▶ _TEXTE SOURCE_
- - -

Considérant qu'il résulte de l'instruction, en premier lieu, que le marché litigieux de prestations de services de transports sanitaires par avion a été conclu le 21 mars 2011 avec la société Air Loyauté, sur le fondement des règles applicables en cette collectivité à la passation des marchés publics, fixées par la délibération du congrès n° 136 du 1er mars 1967 modifiée portant réglementation des marchés publics en Nouvelle-Calédonie ; que le marché a fait l'objet de la procédure d'appel d'offres prévue aux articles 24 et suivants de cette délibération, laquelle ne prévoit pas de délai entre la date à laquelle le rejet de leur offre est communiqué aux candidats non retenus et la date de signature du marché ; que le marché litigieux a été soumis aux mesures de publicité légalement requises en Nouvelle-Calédonie ; qu'en second lieu, la requérante ne peut invoquer la violation du délai entre la notification de la décision d'attribution du marché et sa signature, prescrit par la directive 2007/66/CE du Parlement européen et du Conseil du 11 décembre 2007 modifiant les directives 89/665/CEE et 92/13/CEE du Conseil en ce qui concerne l'amélioration de l'efficacité des procédures de recours en matière de passation des marchés publics, laquelle n'est pas applicable en


Nouvelle-Calédonie ; qu'enfin, si l'article L. 551-15 du code de justice administrative s'applique en ce territoire, la société requérante ne peut invoquer utilement la méconnaissance du délai prévu à cet article , lequel est au bénéfice du pouvoir adjudicateur lorsqu'il entend fermer la voie du référé contractuel en rendant publique son intention de conclure le marché ; que par suite, les conditions posées à l'intervention du juge du référé contractuel, par les articles L. 551-18 et


L. 551-20 du code de justice administrative, ne sont pas réunies ;


Considérant qu'il résulte de ce qui précède que la demande présentée par la SOCIETE TAT devant le juge des référés du tribunal administratif de Nouvelle-Calédonie doit être rejetée ;


Considérant qu'il y a lieu, dans les circonstances de l'espèce, de faire application des dispositions de l'article L. 761-1 du code de justice administrative et de mettre à la charge de la SOCIETE TAT la somme de 3 000 euros chacun au titre des frais exposés par le centre hospitalier territorial de Nouméa et la société Air Loyauté pour l'ensemble de la procédure et non compris dans les dépens ; qu'en revanche, ces dispositions font obstacle à ce que la somme demandée par la SOCIETE TAT soit mise à la charge du centre hospitalier territorial de Nouméa qui n'est pas la partie perdante en la présente instance ;


D E C I D E :


Article 1er : Il n'y a pas lieu de renvoyer au Conseil constitutionnel la question prioritaire de constitutionnalité soulevée par la SOCIETE TAT.


Article 2 : L'ordonnance du 24 mai 2011 du juge des référés du tribunal administratif de Nouvelle-Calédonie est annulée.


Article 3 : La demande présentée par la SOCIETE TAT devant le tribunal administratif de Nouvelle-Calédonie et ses conclusions tendant à l'application des dispositions de l'article L. 761-1 du code de justice administrative sont rejetées.


Article 4 : La SOCIETE TAT versera la somme de 3 000 euros chacun au centre hospitalier territorial de Nouméa et à la société Air Loyauté au titre de l'article L. 761-1 du code de justice administrative.


Article 5 : La présente décision sera notifiée à la SOCIETE TAT, au centre hospitalier territorial de Nouméa et à la société Air Loyauté.


Délibéré dans la séance du 10 octobre 2011 où siégeaient : M. Christian Vigouroux, Président adjoint de la Section du Contentieux, Président ; M. Edmond Honorat, M. Rémy Schwartz, Présidents de sous-section ; Mme Dominique Laurent, M. Olivier Rousselle, M. Denis Prieur, M. Gilles Bardou, M. Jacques-Henri Stahl, Conseillers d'Etat et Mme Cécile Chaduteau-Monplaisir, Maître des Requêtes-rapporteur.

- - -

▶ _SECTION DES DONNÉES_
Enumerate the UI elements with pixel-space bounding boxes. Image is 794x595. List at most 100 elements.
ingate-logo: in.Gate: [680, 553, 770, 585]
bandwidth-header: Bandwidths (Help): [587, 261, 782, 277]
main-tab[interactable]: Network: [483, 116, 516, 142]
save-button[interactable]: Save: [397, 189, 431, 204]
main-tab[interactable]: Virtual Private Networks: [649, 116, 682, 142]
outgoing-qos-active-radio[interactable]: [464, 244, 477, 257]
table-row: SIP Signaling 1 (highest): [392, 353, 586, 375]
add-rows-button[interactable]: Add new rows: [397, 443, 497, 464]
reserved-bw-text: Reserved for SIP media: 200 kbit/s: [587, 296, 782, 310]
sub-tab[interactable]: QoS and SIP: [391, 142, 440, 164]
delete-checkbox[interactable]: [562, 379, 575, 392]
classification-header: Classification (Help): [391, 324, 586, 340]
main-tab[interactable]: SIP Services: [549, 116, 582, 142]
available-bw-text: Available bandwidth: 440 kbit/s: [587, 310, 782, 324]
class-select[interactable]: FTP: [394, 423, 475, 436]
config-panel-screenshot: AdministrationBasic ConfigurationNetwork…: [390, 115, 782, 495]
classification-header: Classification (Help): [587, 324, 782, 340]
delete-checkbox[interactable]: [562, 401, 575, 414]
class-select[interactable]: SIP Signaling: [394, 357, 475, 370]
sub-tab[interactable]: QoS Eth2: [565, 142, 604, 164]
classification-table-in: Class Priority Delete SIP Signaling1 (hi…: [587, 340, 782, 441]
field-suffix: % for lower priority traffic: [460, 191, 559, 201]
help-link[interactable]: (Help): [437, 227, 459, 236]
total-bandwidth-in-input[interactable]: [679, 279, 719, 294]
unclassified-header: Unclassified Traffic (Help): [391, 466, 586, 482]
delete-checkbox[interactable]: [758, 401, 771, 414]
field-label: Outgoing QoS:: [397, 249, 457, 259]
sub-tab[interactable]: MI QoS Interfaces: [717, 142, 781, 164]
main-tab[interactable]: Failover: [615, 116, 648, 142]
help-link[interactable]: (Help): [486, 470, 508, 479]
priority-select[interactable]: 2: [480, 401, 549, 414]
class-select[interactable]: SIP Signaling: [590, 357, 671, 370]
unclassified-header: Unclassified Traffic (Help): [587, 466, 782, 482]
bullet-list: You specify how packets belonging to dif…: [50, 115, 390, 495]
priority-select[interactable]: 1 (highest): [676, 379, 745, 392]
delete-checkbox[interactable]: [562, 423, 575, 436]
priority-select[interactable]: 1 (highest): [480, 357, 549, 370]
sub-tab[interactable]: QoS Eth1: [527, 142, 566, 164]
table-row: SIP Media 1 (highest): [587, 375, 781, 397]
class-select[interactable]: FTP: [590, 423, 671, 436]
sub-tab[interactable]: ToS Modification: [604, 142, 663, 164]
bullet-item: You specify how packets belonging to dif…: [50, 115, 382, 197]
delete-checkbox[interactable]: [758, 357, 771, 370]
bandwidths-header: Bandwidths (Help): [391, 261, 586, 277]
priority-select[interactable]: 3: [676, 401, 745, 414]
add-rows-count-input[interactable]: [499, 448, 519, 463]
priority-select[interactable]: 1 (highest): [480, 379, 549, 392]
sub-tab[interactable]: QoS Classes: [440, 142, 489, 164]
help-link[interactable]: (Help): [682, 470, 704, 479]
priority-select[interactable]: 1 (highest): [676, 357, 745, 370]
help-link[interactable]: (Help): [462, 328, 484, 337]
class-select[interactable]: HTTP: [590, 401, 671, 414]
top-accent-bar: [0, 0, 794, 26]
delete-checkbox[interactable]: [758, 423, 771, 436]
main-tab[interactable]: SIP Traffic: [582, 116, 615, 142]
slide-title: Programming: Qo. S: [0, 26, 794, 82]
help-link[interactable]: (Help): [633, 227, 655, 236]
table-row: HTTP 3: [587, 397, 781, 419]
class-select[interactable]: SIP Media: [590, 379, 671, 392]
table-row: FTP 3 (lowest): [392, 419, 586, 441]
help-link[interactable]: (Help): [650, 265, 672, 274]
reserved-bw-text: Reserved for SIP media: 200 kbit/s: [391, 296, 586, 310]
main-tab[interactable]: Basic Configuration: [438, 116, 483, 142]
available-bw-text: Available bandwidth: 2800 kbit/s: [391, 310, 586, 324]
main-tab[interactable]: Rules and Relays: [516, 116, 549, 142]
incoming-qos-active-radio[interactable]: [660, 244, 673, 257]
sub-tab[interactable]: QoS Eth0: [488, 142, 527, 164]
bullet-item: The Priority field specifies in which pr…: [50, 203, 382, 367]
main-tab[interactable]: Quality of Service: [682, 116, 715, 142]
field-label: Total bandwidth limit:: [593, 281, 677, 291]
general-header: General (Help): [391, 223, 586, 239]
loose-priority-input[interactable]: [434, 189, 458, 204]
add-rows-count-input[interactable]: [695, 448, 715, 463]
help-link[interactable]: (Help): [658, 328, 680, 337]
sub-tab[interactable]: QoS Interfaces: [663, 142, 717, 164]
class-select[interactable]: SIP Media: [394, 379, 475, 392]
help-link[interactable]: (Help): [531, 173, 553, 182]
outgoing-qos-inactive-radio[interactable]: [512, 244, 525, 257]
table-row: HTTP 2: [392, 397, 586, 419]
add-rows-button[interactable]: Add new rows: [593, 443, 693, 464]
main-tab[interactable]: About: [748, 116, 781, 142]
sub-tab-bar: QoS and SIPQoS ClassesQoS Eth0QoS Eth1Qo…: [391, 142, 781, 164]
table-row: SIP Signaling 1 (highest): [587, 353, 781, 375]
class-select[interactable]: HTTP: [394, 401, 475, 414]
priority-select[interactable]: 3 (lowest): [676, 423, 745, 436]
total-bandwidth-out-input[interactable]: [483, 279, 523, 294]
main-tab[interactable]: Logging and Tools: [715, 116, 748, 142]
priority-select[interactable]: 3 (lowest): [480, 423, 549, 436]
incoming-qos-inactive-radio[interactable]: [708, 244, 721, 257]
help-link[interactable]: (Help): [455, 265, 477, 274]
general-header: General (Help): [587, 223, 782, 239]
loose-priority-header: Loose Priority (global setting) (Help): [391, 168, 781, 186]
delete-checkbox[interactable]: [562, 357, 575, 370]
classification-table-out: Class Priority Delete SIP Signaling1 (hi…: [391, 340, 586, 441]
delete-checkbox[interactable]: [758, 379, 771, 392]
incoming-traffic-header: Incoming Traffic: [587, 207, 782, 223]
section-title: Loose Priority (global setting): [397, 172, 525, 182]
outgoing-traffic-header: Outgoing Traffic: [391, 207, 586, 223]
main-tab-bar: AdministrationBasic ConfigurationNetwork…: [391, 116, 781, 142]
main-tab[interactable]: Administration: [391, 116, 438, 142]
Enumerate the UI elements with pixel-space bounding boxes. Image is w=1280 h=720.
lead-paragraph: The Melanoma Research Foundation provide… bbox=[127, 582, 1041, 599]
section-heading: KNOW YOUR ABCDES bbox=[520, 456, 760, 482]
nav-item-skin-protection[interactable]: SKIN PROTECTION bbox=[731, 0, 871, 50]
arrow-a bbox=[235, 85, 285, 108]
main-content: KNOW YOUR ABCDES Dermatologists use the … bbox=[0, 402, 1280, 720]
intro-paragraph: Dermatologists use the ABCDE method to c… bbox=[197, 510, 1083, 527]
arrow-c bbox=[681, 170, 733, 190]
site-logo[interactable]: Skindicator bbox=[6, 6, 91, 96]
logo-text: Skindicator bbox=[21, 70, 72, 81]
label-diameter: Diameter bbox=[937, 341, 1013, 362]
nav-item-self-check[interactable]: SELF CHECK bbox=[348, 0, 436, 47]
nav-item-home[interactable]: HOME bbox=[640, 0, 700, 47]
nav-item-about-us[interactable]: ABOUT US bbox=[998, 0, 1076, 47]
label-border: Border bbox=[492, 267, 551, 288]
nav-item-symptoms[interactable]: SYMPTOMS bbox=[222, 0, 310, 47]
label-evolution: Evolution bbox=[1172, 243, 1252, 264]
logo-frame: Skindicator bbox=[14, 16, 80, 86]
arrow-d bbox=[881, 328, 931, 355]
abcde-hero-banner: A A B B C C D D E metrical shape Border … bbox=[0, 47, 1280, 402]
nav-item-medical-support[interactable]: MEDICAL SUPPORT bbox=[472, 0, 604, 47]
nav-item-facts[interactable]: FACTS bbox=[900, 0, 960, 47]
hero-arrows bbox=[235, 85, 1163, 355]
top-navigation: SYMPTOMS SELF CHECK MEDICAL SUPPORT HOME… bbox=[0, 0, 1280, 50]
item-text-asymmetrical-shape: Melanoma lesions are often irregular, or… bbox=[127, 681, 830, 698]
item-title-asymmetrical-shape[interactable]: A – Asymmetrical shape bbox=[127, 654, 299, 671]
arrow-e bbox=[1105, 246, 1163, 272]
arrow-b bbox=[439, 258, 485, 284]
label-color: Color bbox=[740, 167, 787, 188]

- - -

▶ _CONSIGNE A_
Selon le texte source, à quelle date le marché de transports sanitaires par avion a-t-il été conclu avec la société Air Loyauté ?
▶ _CONSIGNE B_
Recopiez à l'identique le passage du texte source qui va de « Article 3 : La » jusqu'à « administrative sont rejetées. » inclus.
Les enregistrements forment un matériau distinct du texte source.

▶ _RÉPONSE RÉDIGÉE A_
Le 21 mars 2011.

▶ _RÉPONSE RÉDIGÉE B_
Article 3 : La demande présentée par la SOCIETE TAT devant le tribunal administratif de Nouvelle-Calédonie et ses conclusions tendant à l'application des dispositions de l'article L. 761-1 du code de justice administrative sont rejetées.